▶ _Texte de l'exercice_:
Les projets de loi du PCP, Chega et Livre ont été rejetés grâce aux votes contre du PSD et CDS-PP et aux abstentions du PS et IL.
Le document des communistes a également bénéficié de l’abstention de Chega, et celui du parti d’André Ventura a vu les abstentions du PCP et de Livre.
Quant aux projets de résolution (recommandations) du PAN et du BE, ils ont été approuvés malgré les votes contre du PSD et CDS-PP, tandis que celui du PS est passé avec l’abstention des partis formant le Gouvernement.
Ces trois derniers documents sont désormais renvoyés à la Commission de la Santé pour être examinés en détail, conjointement avec un quatrième projet de résolution de Livre promouvant la santé mentale des médecins résidents, également approuvé aujourd’hui malgré l’opposition du PSD et CDS-PP.
Lors du débat précédant le vote, les partis ont unanimement reconnu l’importance des médecins résidents dans la prestation de soins au Service national de santé (SNS), avec le PSD avertissant cependant que l’intégration de la résidence dans la carrière médicale ne peut pas être imposée « unilatéralement par voie législative », mais doit être négociée avec les syndicats et articulée avec l’Ordre des Médecins.
Considérant que l’intégration formelle de la résidence dans la carrière médicale est « une mesure ponctuelle » qui ne résout pas « le problème de la rétention des médecins », la députée sociale-démocrate Liliana Fidalgo a souligné que la ministre de la Santé, Ana Paula Martins, « a maintenu un dialogue ouvert » avec les structures syndicales et que le « travail est en cours ».
La position a été corroborée par le député du CDS-PP João Almeida, qui, critiquant la précédente gouvernance socialiste, a insisté sur la nécessité de « tout réorganiser » et que le gouvernement actuel s’est engagé à repenser la résidence médicale.
Avec l’IL, Joana Cordeiro a défendu qu’une nécessaire « réforme structurelle » du SNS « ne se fait pas avec une mesure isolée », mais a souligné que « des pas dans la bonne direction, même petits », sont meilleurs que des pas dans la mauvaise direction.
Pour le PS, l’ouverture existant dans les structures syndicales et l’opposition pour intégrer la résidence dans la carrière médicale est une opportunité que l’exécutif de Luís Montenegro (PSD) ne peut pas manquer.
« Il ne suffit pas de dire qu’on fait, il faut vraiment faire. […] La santé exige une action immédiate. La question n’est pas de savoir si nous sommes meilleurs ou pires. Le pire, c’est que nous coulons et savons qu’il n’y a personne à la barre », a souligné Susana Correia.
La députée de Chega, Patrícia Nascimento, a opté pour transmettre le témoignage d’une médecin résidente qui, après des années de dévouement au SNS au détriment de la vie personnelle, s’est interrogée à la fin de sa résidence, quand « elle n’avait qu’une seule offre d’emploi », sur la signification de « tout cela ».

▶ _Travail à réaliser_:
• A. Répondez à ces questions sur le texte consacré aux médecins résidents :
(i) À quelle commission les projets de résolution approuvés sont-ils renvoyés pour un examen détaillé ?
(ii) Quel député du CDS-PP a corroboré la position exprimée par le PSD ?
(iii) Comment s'appelle la ministre de la Santé mentionnée dans le texte ?
• B. Recopiez fidèlement le passage du texte sur les médecins résidents compris entre « Le document des » et « formant le Gouvernement. », ces deux bornes incluses.
Répondez en vous fondant uniquement sur le texte.

▶ _Matériel fourni_:
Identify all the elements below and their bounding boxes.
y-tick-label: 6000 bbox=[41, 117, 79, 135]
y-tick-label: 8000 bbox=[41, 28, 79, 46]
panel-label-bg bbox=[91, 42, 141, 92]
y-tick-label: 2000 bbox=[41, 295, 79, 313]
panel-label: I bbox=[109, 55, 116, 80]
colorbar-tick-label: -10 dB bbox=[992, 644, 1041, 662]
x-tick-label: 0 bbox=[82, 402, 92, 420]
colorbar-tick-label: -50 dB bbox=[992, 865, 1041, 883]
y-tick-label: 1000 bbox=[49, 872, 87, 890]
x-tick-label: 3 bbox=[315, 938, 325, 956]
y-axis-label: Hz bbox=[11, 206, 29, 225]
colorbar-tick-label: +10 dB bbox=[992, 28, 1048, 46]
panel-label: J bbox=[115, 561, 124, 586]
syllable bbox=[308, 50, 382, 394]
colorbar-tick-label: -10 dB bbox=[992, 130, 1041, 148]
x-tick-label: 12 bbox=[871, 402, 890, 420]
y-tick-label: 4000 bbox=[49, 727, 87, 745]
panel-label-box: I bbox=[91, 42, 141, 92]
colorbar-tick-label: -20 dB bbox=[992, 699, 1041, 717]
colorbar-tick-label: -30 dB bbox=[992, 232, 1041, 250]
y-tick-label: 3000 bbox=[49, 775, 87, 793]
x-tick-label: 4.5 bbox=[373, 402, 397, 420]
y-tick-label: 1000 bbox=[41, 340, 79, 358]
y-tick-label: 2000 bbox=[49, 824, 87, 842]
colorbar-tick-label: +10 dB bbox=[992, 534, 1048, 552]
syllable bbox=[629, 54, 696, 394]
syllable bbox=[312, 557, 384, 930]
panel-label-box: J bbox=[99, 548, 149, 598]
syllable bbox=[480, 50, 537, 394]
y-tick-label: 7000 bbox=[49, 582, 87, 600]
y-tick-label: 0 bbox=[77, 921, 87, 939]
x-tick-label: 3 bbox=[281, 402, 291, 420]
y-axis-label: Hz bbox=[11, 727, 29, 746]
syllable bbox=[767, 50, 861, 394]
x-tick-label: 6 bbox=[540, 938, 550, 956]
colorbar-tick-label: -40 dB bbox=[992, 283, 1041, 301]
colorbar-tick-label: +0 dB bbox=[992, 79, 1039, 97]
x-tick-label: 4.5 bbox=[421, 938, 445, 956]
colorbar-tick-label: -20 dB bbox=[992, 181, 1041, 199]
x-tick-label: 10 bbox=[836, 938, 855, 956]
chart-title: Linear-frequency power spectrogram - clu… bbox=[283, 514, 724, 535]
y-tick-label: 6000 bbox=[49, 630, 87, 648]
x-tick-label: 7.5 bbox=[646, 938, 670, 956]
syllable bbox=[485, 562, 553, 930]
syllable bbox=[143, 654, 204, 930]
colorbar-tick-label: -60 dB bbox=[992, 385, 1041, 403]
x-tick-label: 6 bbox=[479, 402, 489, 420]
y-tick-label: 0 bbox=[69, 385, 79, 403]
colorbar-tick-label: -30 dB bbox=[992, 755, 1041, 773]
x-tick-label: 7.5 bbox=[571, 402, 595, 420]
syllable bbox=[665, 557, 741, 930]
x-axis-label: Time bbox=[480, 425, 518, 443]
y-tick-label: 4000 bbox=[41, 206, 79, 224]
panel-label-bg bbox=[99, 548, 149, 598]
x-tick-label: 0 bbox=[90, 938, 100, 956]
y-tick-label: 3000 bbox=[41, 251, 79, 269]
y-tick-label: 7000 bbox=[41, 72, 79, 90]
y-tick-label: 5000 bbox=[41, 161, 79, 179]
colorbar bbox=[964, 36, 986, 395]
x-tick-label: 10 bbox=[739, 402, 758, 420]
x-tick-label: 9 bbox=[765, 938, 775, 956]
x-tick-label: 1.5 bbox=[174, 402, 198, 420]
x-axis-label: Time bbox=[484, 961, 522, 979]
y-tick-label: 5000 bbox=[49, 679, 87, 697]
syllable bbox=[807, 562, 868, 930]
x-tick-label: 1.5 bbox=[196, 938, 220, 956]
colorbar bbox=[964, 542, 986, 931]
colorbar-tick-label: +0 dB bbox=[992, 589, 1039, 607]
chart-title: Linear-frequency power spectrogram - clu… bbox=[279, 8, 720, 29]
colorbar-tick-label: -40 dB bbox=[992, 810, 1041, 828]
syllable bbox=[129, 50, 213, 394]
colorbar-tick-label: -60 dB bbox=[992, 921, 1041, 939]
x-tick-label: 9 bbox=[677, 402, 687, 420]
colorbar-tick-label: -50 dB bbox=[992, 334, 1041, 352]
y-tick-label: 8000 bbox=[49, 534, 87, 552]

▶ _Réponses par consigne_:
• A.
(i) La Commission de la Santé.
(ii) João Almeida.
(iii) Ana Paula Martins.

• B.
Le document des communistes a également bénéficié de l’abstention de Chega, et celui du parti d’André Ventura a vu les abstentions du PCP et de Livre.
Quant aux projets de résolution (recommandations) du PAN et du BE, ils ont été approuvés malgré les votes contre du PSD et CDS-PP, tandis que celui du PS est passé avec l’abstention des partis formant le Gouvernement.